All of the entries need to be written out again, exactly as they are.

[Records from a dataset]
==============================

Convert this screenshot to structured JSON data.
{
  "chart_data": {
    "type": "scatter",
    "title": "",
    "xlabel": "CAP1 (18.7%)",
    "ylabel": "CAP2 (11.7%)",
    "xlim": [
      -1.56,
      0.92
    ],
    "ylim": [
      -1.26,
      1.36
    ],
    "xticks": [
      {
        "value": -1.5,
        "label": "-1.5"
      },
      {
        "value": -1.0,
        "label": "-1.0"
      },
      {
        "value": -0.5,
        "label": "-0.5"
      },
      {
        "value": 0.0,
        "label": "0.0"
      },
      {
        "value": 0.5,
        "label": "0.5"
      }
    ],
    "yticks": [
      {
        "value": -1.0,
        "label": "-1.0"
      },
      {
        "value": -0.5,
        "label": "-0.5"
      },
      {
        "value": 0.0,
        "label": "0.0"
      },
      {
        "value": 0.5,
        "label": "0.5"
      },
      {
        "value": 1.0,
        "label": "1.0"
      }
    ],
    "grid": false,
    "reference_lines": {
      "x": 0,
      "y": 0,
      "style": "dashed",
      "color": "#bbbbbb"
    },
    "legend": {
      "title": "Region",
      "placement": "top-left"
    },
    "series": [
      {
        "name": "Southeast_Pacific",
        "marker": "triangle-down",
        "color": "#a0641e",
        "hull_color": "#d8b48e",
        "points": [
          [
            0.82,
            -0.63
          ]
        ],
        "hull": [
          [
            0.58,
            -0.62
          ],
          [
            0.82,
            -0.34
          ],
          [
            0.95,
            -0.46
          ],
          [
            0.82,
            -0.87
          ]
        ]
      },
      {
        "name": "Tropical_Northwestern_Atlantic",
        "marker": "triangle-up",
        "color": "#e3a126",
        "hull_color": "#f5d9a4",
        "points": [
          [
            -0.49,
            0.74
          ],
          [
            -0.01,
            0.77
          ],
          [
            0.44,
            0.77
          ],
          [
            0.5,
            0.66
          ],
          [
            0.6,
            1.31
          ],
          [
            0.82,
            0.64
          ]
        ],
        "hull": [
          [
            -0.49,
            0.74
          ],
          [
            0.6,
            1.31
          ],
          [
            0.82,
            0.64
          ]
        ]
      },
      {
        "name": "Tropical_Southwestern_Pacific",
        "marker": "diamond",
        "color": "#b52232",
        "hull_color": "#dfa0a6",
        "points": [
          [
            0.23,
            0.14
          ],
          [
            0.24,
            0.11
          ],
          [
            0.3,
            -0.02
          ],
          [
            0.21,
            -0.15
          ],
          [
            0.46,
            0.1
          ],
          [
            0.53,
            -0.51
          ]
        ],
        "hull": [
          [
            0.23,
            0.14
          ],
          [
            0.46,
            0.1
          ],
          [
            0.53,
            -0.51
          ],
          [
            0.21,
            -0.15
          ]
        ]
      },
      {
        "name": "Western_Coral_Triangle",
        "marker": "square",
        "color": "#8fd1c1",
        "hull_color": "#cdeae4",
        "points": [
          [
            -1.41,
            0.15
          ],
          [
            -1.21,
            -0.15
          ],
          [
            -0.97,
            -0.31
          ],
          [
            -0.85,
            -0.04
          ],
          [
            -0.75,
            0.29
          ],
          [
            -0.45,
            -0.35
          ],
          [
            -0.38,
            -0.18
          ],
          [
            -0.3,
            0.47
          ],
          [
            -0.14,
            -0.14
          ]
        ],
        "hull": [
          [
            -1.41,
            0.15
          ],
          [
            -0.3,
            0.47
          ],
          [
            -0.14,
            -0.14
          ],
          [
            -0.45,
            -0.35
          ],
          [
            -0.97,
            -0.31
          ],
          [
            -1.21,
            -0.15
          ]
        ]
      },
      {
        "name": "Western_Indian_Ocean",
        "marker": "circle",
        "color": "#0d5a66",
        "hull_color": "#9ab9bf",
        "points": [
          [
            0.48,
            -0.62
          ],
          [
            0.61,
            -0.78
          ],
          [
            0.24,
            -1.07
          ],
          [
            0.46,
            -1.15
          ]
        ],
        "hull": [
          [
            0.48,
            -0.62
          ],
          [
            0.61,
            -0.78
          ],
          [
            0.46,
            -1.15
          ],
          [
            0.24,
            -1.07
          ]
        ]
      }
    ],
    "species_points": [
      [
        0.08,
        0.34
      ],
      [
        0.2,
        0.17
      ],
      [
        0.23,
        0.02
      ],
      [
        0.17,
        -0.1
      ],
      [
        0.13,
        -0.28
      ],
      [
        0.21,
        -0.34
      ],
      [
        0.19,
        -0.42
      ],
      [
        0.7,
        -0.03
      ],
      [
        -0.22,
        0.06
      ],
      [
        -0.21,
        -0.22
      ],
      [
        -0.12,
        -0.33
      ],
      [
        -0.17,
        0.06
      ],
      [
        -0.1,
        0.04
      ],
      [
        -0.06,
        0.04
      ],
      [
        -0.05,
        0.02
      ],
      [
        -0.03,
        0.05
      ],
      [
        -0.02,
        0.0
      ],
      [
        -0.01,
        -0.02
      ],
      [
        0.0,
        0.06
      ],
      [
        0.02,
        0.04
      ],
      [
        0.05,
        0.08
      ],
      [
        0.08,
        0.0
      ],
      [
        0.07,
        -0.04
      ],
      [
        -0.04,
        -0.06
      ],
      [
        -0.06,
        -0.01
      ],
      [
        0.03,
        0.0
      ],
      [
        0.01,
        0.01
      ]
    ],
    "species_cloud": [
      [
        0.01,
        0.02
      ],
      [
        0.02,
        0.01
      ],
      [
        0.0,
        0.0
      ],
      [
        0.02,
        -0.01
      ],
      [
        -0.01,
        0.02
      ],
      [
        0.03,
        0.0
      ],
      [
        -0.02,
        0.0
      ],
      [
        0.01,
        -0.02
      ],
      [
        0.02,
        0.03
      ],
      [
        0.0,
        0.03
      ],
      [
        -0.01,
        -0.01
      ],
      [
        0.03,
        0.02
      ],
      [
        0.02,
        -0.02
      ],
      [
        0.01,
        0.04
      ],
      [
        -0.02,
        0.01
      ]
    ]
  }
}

==============================

• Final result:
Convert this screenshot to structured JSON data.
{
  "chart_data": {
    "type": "scatter",
    "title": "",
    "xlabel": "CAP1 (18.7%)",
    "ylabel": "CAP2 (11.7%)",
    "xlim": [
      -1.56,
      0.92
    ],
    "ylim": [
      -1.26,
      1.36
    ],
    "xticks": [
      {
        "value": -1.5,
        "label": "-1.5"
      },
      {
        "value": -1.0,
        "label": "-1.0"
      },
      {
        "value": -0.5,
        "label": "-0.5"
      },
      {
        "value": 0.0,
        "label": "0.0"
      },
      {
        "value": 0.5,
        "label": "0.5"
      }
    ],
    "yticks": [
      {
        "value": -1.0,
        "label": "-1.0"
      },
      {
        "value": -0.5,
        "label": "-0.5"
      },
      {
        "value": 0.0,
        "label": "0.0"
      },
      {
        "value": 0.5,
        "label": "0.5"
      },
      {
        "value": 1.0,
        "label": "1.0"
      }
    ],
    "grid": false,
    "reference_lines": {
      "x": 0,
      "y": 0,
      "style": "dashed",
      "color": "#bbbbbb"
    },
    "legend": {
      "title": "Region",
      "placement": "top-left"
    },
    "series": [
      {
        "name": "Southeast_Pacific",
        "marker": "triangle-down",
        "color": "#a0641e",
        "hull_color": "#d8b48e",
        "points": [
          [
            0.82,
            -0.63
          ]
        ],
        "hull": [
          [
            0.58,
            -0.62
          ],
          [
            0.82,
            -0.34
          ],
          [
            0.95,
            -0.46
          ],
          [
            0.82,
            -0.87
          ]
        ]
      },
      {
        "name": "Tropical_Northwestern_Atlantic",
        "marker": "triangle-up",
        "color": "#e3a126",
        "hull_color": "#f5d9a4",
        "points": [
          [
            -0.49,
            0.74
          ],
          [
            -0.01,
            0.77
          ],
          [
            0.44,
            0.77
          ],
          [
            0.5,
            0.66
          ],
          [
            0.6,
            1.31
          ],
          [
            0.82,
            0.64
          ]
        ],
        "hull": [
          [
            -0.49,
            0.74
          ],
          [
            0.6,
            1.31
          ],
          [
            0.82,
            0.64
          ]
        ]
      },
      {
        "name": "Tropical_Southwestern_Pacific",
        "marker": "diamond",
        "color": "#b52232",
        "hull_color": "#dfa0a6",
        "points": [
          [
            0.23,
            0.14
          ],
          [
            0.24,
            0.11
          ],
          [
            0.3,
            -0.02
          ],
          [
            0.21,
            -0.15
          ],
          [
            0.46,
            0.1
          ],
          [
            0.53,
            -0.51
          ]
        ],
        "hull": [
          [
            0.23,
            0.14
          ],
          [
            0.46,
            0.1
          ],
          [
            0.53,
            -0.51
          ],
          [
            0.21,
            -0.15
          ]
        ]
      },
      {
        "name": "Western_Coral_Triangle",
        "marker": "square",
        "color": "#8fd1c1",
        "hull_color": "#cdeae4",
        "points": [
          [
            -1.41,
            0.15
          ],
          [
            -1.21,
            -0.15
          ],
          [
            -0.97,
            -0.31
          ],
          [
            -0.85,
            -0.04
          ],
          [
            -0.75,
            0.29
          ],
          [
            -0.45,
            -0.35
          ],
          [
            -0.38,
            -0.18
          ],
          [
            -0.3,
            0.47
          ],
          [
            -0.14,
            -0.14
          ]
        ],
        "hull": [
          [
            -1.41,
            0.15
          ],
          [
            -0.3,
            0.47
          ],
          [
            -0.14,
            -0.14
          ],
          [
            -0.45,
            -0.35
          ],
          [
            -0.97,
            -0.31
          ],
          [
            -1.21,
            -0.15
          ]
        ]
      },
      {
        "name": "Western_Indian_Ocean",
        "marker": "circle",
        "color": "#0d5a66",
        "hull_color": "#9ab9bf",
        "points": [
          [
            0.48,
            -0.62
          ],
          [
            0.61,
            -0.78
          ],
          [
            0.24,
            -1.07
          ],
          [
            0.46,
            -1.15
          ]
        ],
        "hull": [
          [
            0.48,
            -0.62
          ],
          [
            0.61,
            -0.78
          ],
          [
            0.46,
            -1.15
          ],
          [
            0.24,
            -1.07
          ]
        ]
      }
    ],
    "species_points": [
      [
        0.08,
        0.34
      ],
      [
        0.2,
        0.17
      ],
      [
        0.23,
        0.02
      ],
      [
        0.17,
        -0.1
      ],
      [
        0.13,
        -0.28
      ],
      [
        0.21,
        -0.34
      ],
      [
        0.19,
        -0.42
      ],
      [
        0.7,
        -0.03
      ],
      [
        -0.22,
        0.06
      ],
      [
        -0.21,
        -0.22
      ],
      [
        -0.12,
        -0.33
      ],
      [
        -0.17,
        0.06
      ],
      [
        -0.1,
        0.04
      ],
      [
        -0.06,
        0.04
      ],
      [
        -0.05,
        0.02
      ],
      [
        -0.03,
        0.05
      ],
      [
        -0.02,
        0.0
      ],
      [
        -0.01,
        -0.02
      ],
      [
        0.0,
        0.06
      ],
      [
        0.02,
        0.04
      ],
      [
        0.05,
        0.08
      ],
      [
        0.08,
        0.0
      ],
      [
        0.07,
        -0.04
      ],
      [
        -0.04,
        -0.06
      ],
      [
        -0.06,
        -0.01
      ],
      [
        0.03,
        0.0
      ],
      [
        0.01,
        0.01
      ]
    ],
    "species_cloud": [
      [
        0.01,
        0.02
      ],
      [
        0.02,
        0.01
      ],
      [
        0.0,
        0.0
      ],
      [
        0.02,
        -0.01
      ],
      [
        -0.01,
        0.02
      ],
      [
        0.03,
        0.0
      ],
      [
        -0.02,
        0.0
      ],
      [
        0.01,
        -0.02
      ],
      [
        0.02,
        0.03
      ],
      [
        0.0,
        0.03
      ],
      [
        -0.01,
        -0.01
      ],
      [
        0.03,
        0.02
      ],
      [
        0.02,
        -0.02
      ],
      [
        0.01,
        0.04
      ],
      [
        -0.02,
        0.01
      ]
    ]
  }
}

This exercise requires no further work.